Given task 1 =>
Rewrite the reading-list introduction from "Throughout the next" up to and including "in the comments.", replacing "interviewing" with "speaking with".
Given task 2 =>
Turn the paragraph of the reading-list introduction that begins "Though this list might be exhausting" into a short bulleted list that keeps its main facts.
━━━━━ Selected extract
Since the November election of Donald Trump, the question “How did we get here?” has bounced around the internet and through print media. Despite the emerging genre of “this writer predicted Trump,” there is no single answer, no one text or prescient writer, there is no single book that predicted Trump’s election or the anger and disillusionment of those who voted for him. Instead, there is a range of potential answers, of histories and experiences from which to draw, often broad and conflicted. Collected below is a somewhat arbitrary collection of books and essays that attempt to provide a bit of critical understanding of how we got here. It also includes books that demand a critical assessment of American culture, asking questions with impossible answers.
Though this list might be exhausting, it’s not exhaustive. It’s primarily focused on work produced post-war—there are no Founding Fathers on this list—and includes a range of genres, including poetry and the visual arts. The division into two parts is an easy way to sort genres (non-fiction from literary non-fiction or fiction) but the same themes run through the entire list. Unlike syllabi and reading lists published elsewhere, this list is neither academic nor focused on a singular topic (If you’re interested in academic syllabi, check out Marcia Chatelain’s Ferguson Syllabus or Public Books’ Trump Syllabus 2.0; for readings on resistance, see The New Inquiry’s “A Time for Treason”). Instead, it’s a loose, two-part collection of history, critical essays, novels, memoirs and works of art that hopefully navigate to a better understanding of nationalism and the lives lived within that constrictive ideology. There are some familiar—and perhaps obvious—selections here, but hopefully some lesser known work as well.
Throughout the next few months, we’ll be interviewing some of the writers on this list or academics who specialize on pertinent writers whose work has outlived them. Please share your suggestions in the comments.
“Vulnerability, understood as a deliberate exposure to power, is part of the very meaning of political resistance as an embodied enactment,” Judith Butler said in a 2014 lecture. For all of the talk about the shunned and angry blue collar white voter who swept Trump into office, the issue of vulnerability—physical and political—has been lost in nearly every post-election rundown. This section attempts to historicize that vulnerability, particular the purposeful creation and continued maintenance of politically vulnerable populations in the rhetorics of nationalism and fascism. It moves from some landmark reading on the fundamentals of nationalism, including Adorno and Ardent, particularly as it manifested in mid-century Europe to some landmark texts on American history.
━━━━━━━━━━
━━━━━ Information given
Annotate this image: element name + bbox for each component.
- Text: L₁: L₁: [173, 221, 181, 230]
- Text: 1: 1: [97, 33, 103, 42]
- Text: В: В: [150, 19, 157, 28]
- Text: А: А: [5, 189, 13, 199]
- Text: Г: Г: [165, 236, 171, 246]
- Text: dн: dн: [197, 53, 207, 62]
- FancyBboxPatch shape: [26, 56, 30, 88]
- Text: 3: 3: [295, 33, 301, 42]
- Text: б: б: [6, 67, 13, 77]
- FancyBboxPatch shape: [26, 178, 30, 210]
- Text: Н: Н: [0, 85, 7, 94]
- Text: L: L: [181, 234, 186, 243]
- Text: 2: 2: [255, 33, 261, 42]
━━━━━━━━━━
Solution 1 =>
Throughout the next few months, we’ll be speaking with some of the writers on this list or academics who specialize on pertinent writers whose work has outlived them. Please share your suggestions in the comments.

Solution 2 =>
- The list is not exhaustive.
- It focuses mainly on postwar work, with no Founding Fathers.
- It covers a range of genres, including poetry and the visual arts.
- It is split into two parts to sort genres (non-fiction from literary non-fiction or fiction), though the same themes run through the whole list.
- Unlike other syllabi and reading lists, it is neither academic nor focused on one topic. For academic syllabi it points to Marcia Chatelain's Ferguson Syllabus and Public Books' Trump Syllabus 2.0. For readings on resistance it points to The New Inquiry's "A Time for Treason."
- It is a loose, two-part collection of history, critical essays, novels, memoirs and works of art. It aims at a better understanding of nationalism and the lives lived within that ideology.
- It includes some familiar selections and, hopefully, some lesser-known work.